* [Directive]
Report how many lines of these entries hold the string "reasons"; reply with the number alone.

* [Task inputs]
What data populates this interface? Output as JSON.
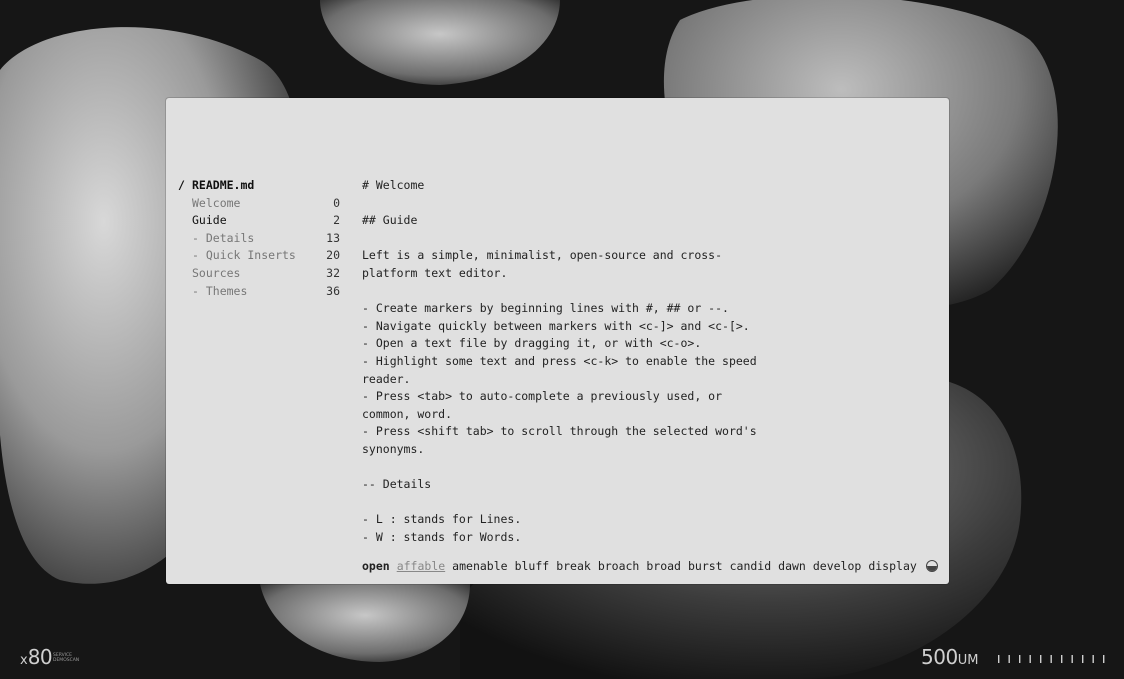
{
  "navigator": {
    "selected_marker": "/",
    "file_name": "README.md",
    "items": [
      {
        "label": "Welcome",
        "line": "0"
      },
      {
        "label": "Guide",
        "line": "2"
      },
      {
        "label": "- Details",
        "line": "13"
      },
      {
        "label": "- Quick Inserts",
        "line": "20"
      },
      {
        "label": "Sources",
        "line": "32"
      },
      {
        "label": "- Themes",
        "line": "36"
      }
    ]
  },
  "editor": {
    "lines": [
      "# Welcome",
      "",
      "## Guide",
      "",
      "Left is a simple, minimalist, open-source and cross-",
      "platform text editor.",
      "",
      "- Create markers by beginning lines with #, ## or --.",
      "- Navigate quickly between markers with <c-]> and <c-[>.",
      "- Open a text file by dragging it, or with <c-o>.",
      "- Highlight some text and press <c-k> to enable the speed",
      "reader.",
      "- Press <tab> to auto-complete a previously used, or",
      "common, word.",
      "- Press <shift tab> to scroll through the selected word's",
      "synonyms.",
      "",
      "-- Details",
      "",
      "- L : stands for Lines.",
      "- W : stands for Words."
    ]
  },
  "suggestions": {
    "current_word": "open",
    "selected": "affable",
    "words": [
      "amenable",
      "bluff",
      "break",
      "broach",
      "broad",
      "burst",
      "candid",
      "dawn",
      "develop",
      "display"
    ]
  },
  "hud": {
    "x_prefix": "x",
    "magnification": "80",
    "meta_line_1": "SERVICE",
    "meta_line_2": "DEMOSCAN",
    "scale_value": "500",
    "scale_unit": "UM"
  },
  "colors": {
    "background": "#161616",
    "window": "#e0e0e0",
    "text": "#222222",
    "dim_text": "#777777"
  }
}
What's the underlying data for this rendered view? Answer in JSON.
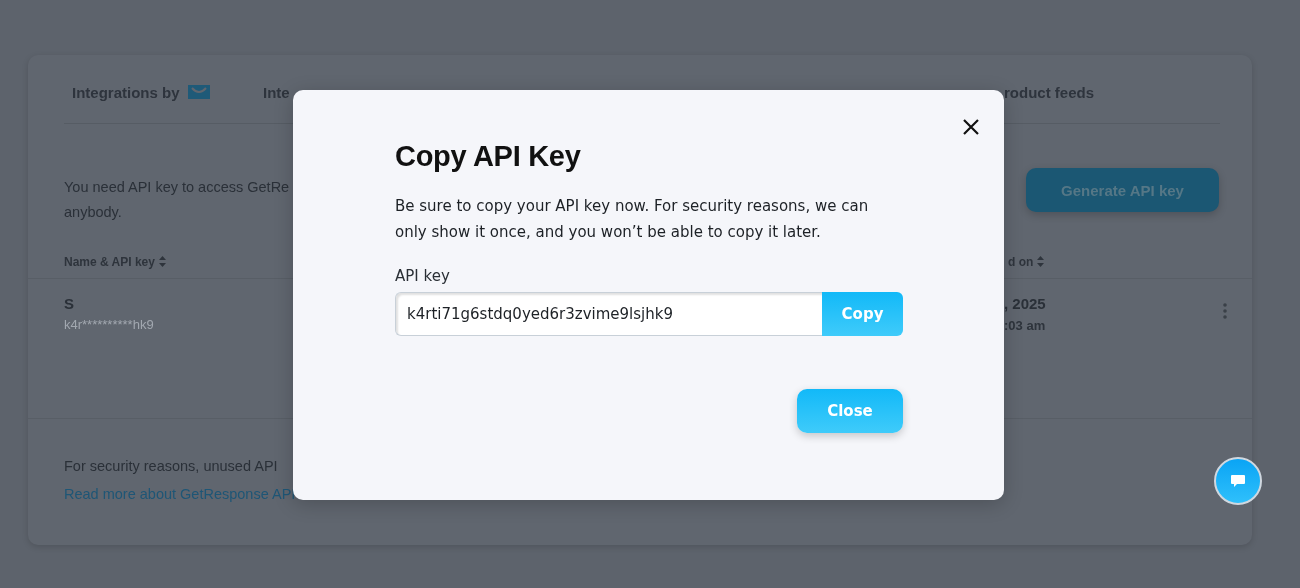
{
  "background_page": {
    "tabs": [
      {
        "label": "Integrations by"
      },
      {
        "label": "Inte"
      },
      {
        "label": "roduct feeds"
      }
    ],
    "intro": [
      "You need API key to access GetRe",
      "anybody."
    ],
    "generate_button": "Generate API key",
    "table": {
      "columns": [
        "Name & API key",
        "d on"
      ],
      "rows": [
        {
          "name": "S",
          "masked_key": "k4r**********hk9",
          "date": ", 2025",
          "time": ":03 am"
        }
      ]
    },
    "footer": {
      "text": "For security reasons, unused API",
      "link": "Read more about GetResponse API"
    }
  },
  "modal": {
    "title": "Copy API Key",
    "text": "Be sure to copy your API key now. For security reasons, we can only show it once, and you won’t be able to copy it later.",
    "field_label": "API key",
    "value": "k4rti71g6stdq0yed6r3zvime9lsjhk9",
    "copy_button": "Copy",
    "close_button": "Close"
  }
}
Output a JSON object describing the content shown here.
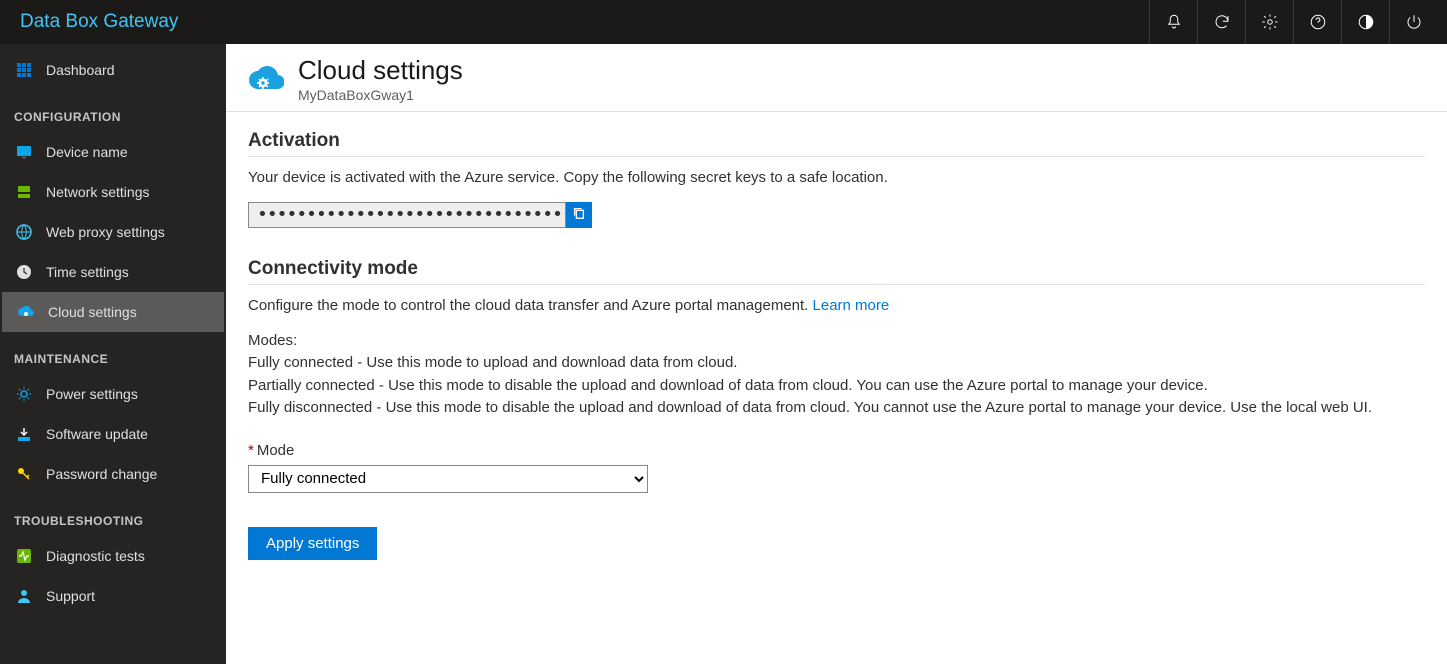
{
  "brand": "Data Box Gateway",
  "topIcons": [
    "bell",
    "refresh",
    "gear",
    "help",
    "contrast",
    "power"
  ],
  "sidebar": {
    "dashboard": "Dashboard",
    "groups": [
      {
        "heading": "CONFIGURATION",
        "items": [
          {
            "key": "device-name",
            "label": "Device name"
          },
          {
            "key": "network-settings",
            "label": "Network settings"
          },
          {
            "key": "web-proxy-settings",
            "label": "Web proxy settings"
          },
          {
            "key": "time-settings",
            "label": "Time settings"
          },
          {
            "key": "cloud-settings",
            "label": "Cloud settings",
            "active": true
          }
        ]
      },
      {
        "heading": "MAINTENANCE",
        "items": [
          {
            "key": "power-settings",
            "label": "Power settings"
          },
          {
            "key": "software-update",
            "label": "Software update"
          },
          {
            "key": "password-change",
            "label": "Password change"
          }
        ]
      },
      {
        "heading": "TROUBLESHOOTING",
        "items": [
          {
            "key": "diagnostic-tests",
            "label": "Diagnostic tests"
          },
          {
            "key": "support",
            "label": "Support"
          }
        ]
      }
    ]
  },
  "page": {
    "title": "Cloud settings",
    "subtitle": "MyDataBoxGway1"
  },
  "activation": {
    "heading": "Activation",
    "description": "Your device is activated with the Azure service. Copy the following secret keys to a safe location.",
    "secretMask": "••••••••••••••••••••••••••••••••••••••••••••••••••••••••••"
  },
  "connectivity": {
    "heading": "Connectivity mode",
    "description": "Configure the mode to control the cloud data transfer and Azure portal management. ",
    "learnMore": "Learn more",
    "modesLabel": "Modes:",
    "mode1": "Fully connected - Use this mode to upload and download data from cloud.",
    "mode2": "Partially connected - Use this mode to disable the upload and download of data from cloud. You can use the Azure portal to manage your device.",
    "mode3": "Fully disconnected - Use this mode to disable the upload and download of data from cloud. You cannot use the Azure portal to manage your device. Use the local web UI.",
    "fieldLabel": "Mode",
    "selected": "Fully connected",
    "options": [
      "Fully connected",
      "Partially connected",
      "Fully disconnected"
    ],
    "applyLabel": "Apply settings"
  }
}
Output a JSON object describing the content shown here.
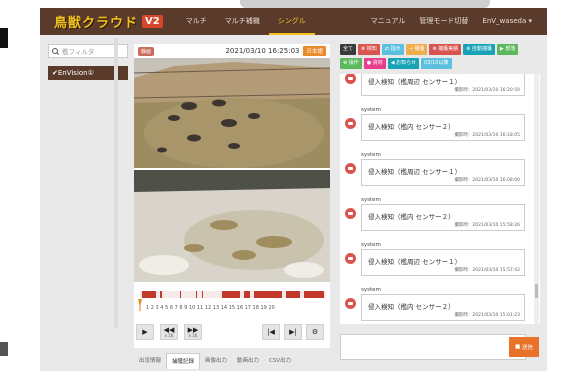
{
  "header": {
    "logo_text": "鳥獣クラウド",
    "version_badge": "V2",
    "nav": [
      "マルチ",
      "マルチ補機",
      "シングル"
    ],
    "active_nav": "シングル",
    "right_nav": [
      "マニュアル",
      "管理モード切替",
      "EnV_waseda ▾"
    ]
  },
  "sidebar": {
    "search_placeholder": "檻フィルタ",
    "selected_device": "✔EnVision①"
  },
  "camera": {
    "live_badge": "静画",
    "timestamp": "2021/03/10 16:25:03",
    "lang_badge": "日本語",
    "timeline_labels": "1 2 3 4 5 6 7 8 9 10 11 12 13 14 15 16 17 18 19 20",
    "controls": {
      "play": "▶",
      "rewind": "◀◀",
      "rewind_speed": "x 16",
      "forward": "▶▶",
      "forward_speed": "x 16",
      "prev": "|◀",
      "next": "▶|",
      "settings": "⚙"
    }
  },
  "tabs": [
    "出没情報",
    "捕獲記録",
    "画像出力",
    "動画出力",
    "CSV出力"
  ],
  "active_tab": "捕獲記録",
  "chat": {
    "buttons": [
      {
        "label": "全て",
        "color": "#3a3a3a"
      },
      {
        "label": "⊗ 検知",
        "color": "#d9534f"
      },
      {
        "label": "⇄ 指示",
        "color": "#5bc0de"
      },
      {
        "label": "→ 捕獲",
        "color": "#f0ad4e"
      },
      {
        "label": "⊗ 捕獲実績",
        "color": "#d9534f"
      },
      {
        "label": "⊗ 自動捕獲",
        "color": "#17a2b8"
      },
      {
        "label": "▶ 部落",
        "color": "#5cb85c"
      },
      {
        "label": "⊗ 操作",
        "color": "#5cb85c"
      },
      {
        "label": "● 資材",
        "color": "#e83e8c"
      },
      {
        "label": "◀ お知らせ",
        "color": "#17a2b8"
      },
      {
        "label": "03/10以降",
        "color": "#5bc0de"
      }
    ],
    "messages": [
      {
        "sender": "",
        "text": "侵入検知（檻周辺 センサー１）",
        "meta": "撮影時：2021/03/10 16:20:50"
      },
      {
        "sender": "system",
        "text": "侵入検知（檻内 センサー２）",
        "meta": "撮影時：2021/03/10 16:18:05"
      },
      {
        "sender": "system",
        "text": "侵入検知（檻周辺 センサー１）",
        "meta": "撮影時：2021/03/10 16:08:00"
      },
      {
        "sender": "system",
        "text": "侵入検知（檻内 センサー２）",
        "meta": "撮影時：2021/03/10 15:58:26"
      },
      {
        "sender": "system",
        "text": "侵入検知（檻周辺 センサー１）",
        "meta": "撮影時：2021/03/10 15:57:42"
      },
      {
        "sender": "system",
        "text": "侵入検知（檻内 センサー２）",
        "meta": "撮影時：2021/03/10 15:01:23"
      }
    ],
    "send_label": "送信"
  }
}
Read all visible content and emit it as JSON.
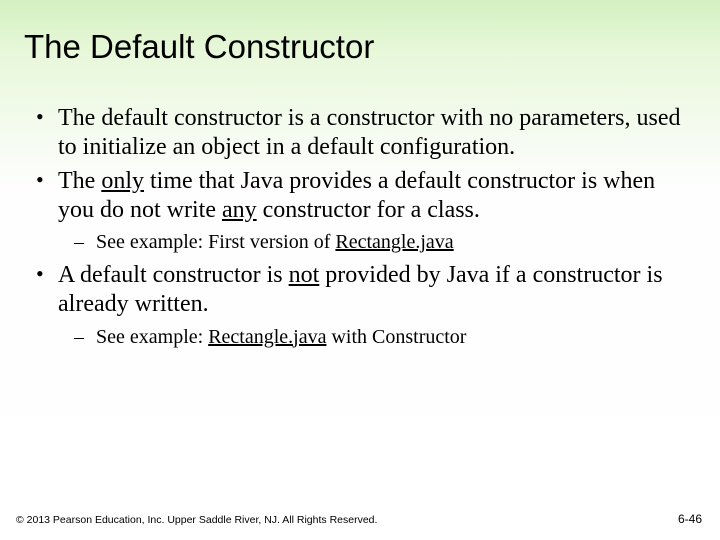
{
  "title": "The Default Constructor",
  "bullets": {
    "b1a": "The default constructor is a constructor with no parameters, used to initialize an object in a default configuration.",
    "b2a": "The ",
    "b2b": "only",
    "b2c": " time that Java provides a default constructor is when you do not write ",
    "b2d": "any",
    "b2e": " constructor for a class.",
    "s2a": "See example:  First version of ",
    "s2b": "Rectangle.java",
    "b3a": "A default constructor is ",
    "b3b": "not",
    "b3c": " provided by Java if a constructor is already written.",
    "s3a": "See example:  ",
    "s3b": "Rectangle.java",
    "s3c": " with Constructor"
  },
  "footer": {
    "copyright": "© 2013 Pearson Education, Inc. Upper Saddle River, NJ. All Rights Reserved.",
    "pagenum": "6-46"
  }
}
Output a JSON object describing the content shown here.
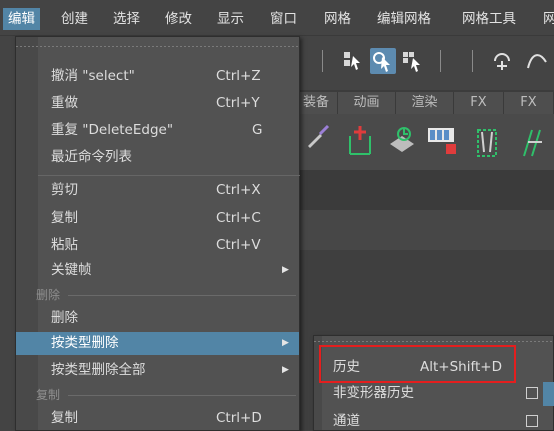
{
  "menubar": {
    "items": [
      {
        "label": "编辑",
        "active": true
      },
      {
        "label": "创建"
      },
      {
        "label": "选择"
      },
      {
        "label": "修改"
      },
      {
        "label": "显示"
      },
      {
        "label": "窗口"
      },
      {
        "label": "网格"
      },
      {
        "label": "编辑网格"
      },
      {
        "label": "网格工具"
      },
      {
        "label": "网"
      }
    ]
  },
  "shelf_tabs": [
    "装备",
    "动画",
    "渲染",
    "FX",
    "FX"
  ],
  "edit_menu": {
    "items": [
      {
        "label": "撤消 \"select\"",
        "shortcut": "Ctrl+Z"
      },
      {
        "label": "重做",
        "shortcut": "Ctrl+Y"
      },
      {
        "label": "重复 \"DeleteEdge\"",
        "shortcut": "G"
      },
      {
        "label": "最近命令列表",
        "shortcut": ""
      },
      {
        "label": "剪切",
        "shortcut": "Ctrl+X"
      },
      {
        "label": "复制",
        "shortcut": "Ctrl+C"
      },
      {
        "label": "粘贴",
        "shortcut": "Ctrl+V"
      },
      {
        "label": "关键帧",
        "shortcut": "",
        "submenu": true
      },
      {
        "label": "删除",
        "shortcut": ""
      },
      {
        "label": "按类型删除",
        "shortcut": "",
        "submenu": true,
        "highlighted": true
      },
      {
        "label": "按类型删除全部",
        "shortcut": "",
        "submenu": true
      },
      {
        "label": "复制",
        "shortcut": "Ctrl+D"
      }
    ],
    "sections": [
      "删除",
      "复制"
    ]
  },
  "delete_by_type_submenu": {
    "items": [
      {
        "label": "历史",
        "shortcut": "Alt+Shift+D",
        "highlighted_box": true
      },
      {
        "label": "非变形器历史",
        "option_box": true
      },
      {
        "label": "通道",
        "option_box": true
      }
    ]
  },
  "colors": {
    "menu_bg": "#525252",
    "highlight": "#5285a6",
    "annotation_frame": "#e41e1e"
  }
}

* [Exercise result]
2